(Stated goal): Pick out each line below containing "在宅避難できるように備えておきましょう".

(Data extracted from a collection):
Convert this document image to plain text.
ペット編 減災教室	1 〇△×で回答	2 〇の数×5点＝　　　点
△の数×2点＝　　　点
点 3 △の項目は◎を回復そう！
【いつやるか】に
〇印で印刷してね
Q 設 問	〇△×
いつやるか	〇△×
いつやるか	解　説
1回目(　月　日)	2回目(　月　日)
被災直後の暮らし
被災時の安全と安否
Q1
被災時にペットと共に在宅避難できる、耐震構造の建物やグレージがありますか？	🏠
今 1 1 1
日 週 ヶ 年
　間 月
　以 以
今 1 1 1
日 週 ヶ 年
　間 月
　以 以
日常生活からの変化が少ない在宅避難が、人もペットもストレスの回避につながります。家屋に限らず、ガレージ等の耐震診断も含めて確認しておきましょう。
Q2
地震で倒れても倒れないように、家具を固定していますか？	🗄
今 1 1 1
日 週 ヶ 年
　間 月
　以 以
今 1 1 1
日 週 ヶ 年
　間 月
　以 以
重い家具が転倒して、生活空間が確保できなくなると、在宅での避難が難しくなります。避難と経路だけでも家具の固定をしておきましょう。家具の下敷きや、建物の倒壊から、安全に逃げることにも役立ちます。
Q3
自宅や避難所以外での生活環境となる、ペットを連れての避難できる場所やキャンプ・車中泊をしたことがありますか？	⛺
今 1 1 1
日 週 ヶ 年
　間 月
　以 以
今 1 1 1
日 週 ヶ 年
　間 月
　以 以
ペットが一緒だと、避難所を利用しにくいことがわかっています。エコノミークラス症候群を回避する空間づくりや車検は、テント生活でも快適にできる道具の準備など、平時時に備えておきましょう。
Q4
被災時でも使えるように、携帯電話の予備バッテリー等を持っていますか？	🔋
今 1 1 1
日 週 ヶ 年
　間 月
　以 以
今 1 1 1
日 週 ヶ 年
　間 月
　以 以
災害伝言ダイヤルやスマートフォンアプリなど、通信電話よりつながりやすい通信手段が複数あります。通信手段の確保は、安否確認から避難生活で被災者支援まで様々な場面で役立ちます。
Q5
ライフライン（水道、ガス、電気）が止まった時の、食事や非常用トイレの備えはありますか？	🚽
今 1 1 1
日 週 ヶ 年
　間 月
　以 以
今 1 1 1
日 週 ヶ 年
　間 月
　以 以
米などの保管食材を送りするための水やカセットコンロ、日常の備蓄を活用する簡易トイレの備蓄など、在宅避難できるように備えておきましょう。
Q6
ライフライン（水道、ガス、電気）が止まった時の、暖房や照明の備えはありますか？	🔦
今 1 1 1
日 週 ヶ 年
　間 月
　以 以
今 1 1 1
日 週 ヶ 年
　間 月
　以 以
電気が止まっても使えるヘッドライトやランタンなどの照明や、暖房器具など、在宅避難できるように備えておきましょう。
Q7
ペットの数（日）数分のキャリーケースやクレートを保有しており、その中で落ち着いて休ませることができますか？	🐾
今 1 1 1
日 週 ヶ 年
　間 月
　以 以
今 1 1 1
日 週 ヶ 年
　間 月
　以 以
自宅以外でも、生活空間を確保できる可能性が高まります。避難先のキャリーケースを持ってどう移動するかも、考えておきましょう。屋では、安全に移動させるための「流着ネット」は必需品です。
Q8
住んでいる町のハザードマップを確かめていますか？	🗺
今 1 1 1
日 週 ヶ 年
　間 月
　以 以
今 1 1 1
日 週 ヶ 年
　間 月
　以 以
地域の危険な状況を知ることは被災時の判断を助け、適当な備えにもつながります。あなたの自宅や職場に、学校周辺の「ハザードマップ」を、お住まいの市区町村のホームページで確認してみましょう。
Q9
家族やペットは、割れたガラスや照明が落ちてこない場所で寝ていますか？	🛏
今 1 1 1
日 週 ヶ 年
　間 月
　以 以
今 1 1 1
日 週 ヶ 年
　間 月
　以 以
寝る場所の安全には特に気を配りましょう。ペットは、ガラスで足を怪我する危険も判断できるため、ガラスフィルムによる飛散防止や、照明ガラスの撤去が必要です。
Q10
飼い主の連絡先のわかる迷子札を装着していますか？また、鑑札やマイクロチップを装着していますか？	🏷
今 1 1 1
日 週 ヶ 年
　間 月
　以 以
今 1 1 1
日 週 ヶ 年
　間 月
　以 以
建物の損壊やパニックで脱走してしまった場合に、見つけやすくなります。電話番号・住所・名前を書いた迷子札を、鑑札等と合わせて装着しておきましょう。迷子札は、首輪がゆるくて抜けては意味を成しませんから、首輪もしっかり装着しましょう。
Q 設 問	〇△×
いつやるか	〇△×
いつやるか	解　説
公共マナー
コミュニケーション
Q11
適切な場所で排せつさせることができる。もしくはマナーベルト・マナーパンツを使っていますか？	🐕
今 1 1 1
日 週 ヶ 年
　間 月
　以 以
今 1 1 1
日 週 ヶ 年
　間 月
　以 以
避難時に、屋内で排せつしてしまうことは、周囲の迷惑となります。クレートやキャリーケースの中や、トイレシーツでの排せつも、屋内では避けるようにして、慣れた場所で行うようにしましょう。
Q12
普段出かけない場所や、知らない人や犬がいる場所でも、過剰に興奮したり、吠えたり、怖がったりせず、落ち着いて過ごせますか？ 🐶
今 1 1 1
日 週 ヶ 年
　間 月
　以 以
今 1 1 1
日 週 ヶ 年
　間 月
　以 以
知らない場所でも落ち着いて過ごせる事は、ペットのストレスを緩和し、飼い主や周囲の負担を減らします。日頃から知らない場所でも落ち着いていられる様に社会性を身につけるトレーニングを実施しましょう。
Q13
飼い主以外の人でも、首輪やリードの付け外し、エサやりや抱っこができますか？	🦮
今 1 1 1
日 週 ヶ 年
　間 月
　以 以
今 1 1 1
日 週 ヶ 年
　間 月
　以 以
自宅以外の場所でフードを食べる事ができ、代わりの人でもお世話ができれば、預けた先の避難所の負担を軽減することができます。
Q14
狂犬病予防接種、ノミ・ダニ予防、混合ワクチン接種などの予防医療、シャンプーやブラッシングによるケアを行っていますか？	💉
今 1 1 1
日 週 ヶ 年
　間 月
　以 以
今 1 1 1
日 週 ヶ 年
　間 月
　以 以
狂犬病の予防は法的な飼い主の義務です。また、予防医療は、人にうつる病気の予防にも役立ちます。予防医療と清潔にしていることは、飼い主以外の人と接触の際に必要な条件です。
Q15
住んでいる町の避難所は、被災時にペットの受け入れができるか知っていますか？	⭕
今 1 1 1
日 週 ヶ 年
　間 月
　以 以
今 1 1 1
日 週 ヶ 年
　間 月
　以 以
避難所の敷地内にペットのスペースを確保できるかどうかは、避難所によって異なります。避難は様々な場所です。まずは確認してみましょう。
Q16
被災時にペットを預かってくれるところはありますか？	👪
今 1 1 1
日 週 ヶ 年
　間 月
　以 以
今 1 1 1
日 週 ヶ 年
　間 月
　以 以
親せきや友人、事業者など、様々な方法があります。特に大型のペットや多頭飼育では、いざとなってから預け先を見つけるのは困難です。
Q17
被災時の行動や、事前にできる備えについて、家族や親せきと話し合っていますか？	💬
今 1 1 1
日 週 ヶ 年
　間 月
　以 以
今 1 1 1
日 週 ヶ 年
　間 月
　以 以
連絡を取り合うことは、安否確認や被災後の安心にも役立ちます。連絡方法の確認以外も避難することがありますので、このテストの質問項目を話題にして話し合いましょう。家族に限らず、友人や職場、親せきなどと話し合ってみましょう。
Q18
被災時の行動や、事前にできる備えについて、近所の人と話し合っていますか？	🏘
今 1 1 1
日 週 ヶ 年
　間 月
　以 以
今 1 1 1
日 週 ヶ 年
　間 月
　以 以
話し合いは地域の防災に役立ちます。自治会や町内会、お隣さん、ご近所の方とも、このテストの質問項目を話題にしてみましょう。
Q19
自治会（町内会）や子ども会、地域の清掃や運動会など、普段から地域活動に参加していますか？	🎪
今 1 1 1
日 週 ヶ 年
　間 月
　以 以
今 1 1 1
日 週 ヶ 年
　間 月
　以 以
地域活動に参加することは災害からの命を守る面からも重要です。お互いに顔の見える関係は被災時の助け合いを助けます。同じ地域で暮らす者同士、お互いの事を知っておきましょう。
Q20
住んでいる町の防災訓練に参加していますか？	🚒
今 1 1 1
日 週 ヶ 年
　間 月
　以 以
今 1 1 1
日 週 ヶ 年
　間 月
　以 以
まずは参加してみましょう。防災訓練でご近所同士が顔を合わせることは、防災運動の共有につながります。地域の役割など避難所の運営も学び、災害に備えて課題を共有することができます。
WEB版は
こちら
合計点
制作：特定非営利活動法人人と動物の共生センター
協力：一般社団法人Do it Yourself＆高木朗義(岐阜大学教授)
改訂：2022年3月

(Final answer):
米などの保管食材を送りするための水やカセットコンロ、日常の備蓄を活用する簡易トイレの備蓄など、在宅避難できるように備えておきましょう。
電気が止まっても使えるヘッドライトやランタンなどの照明や、暖房器具など、在宅避難できるように備えておきましょう。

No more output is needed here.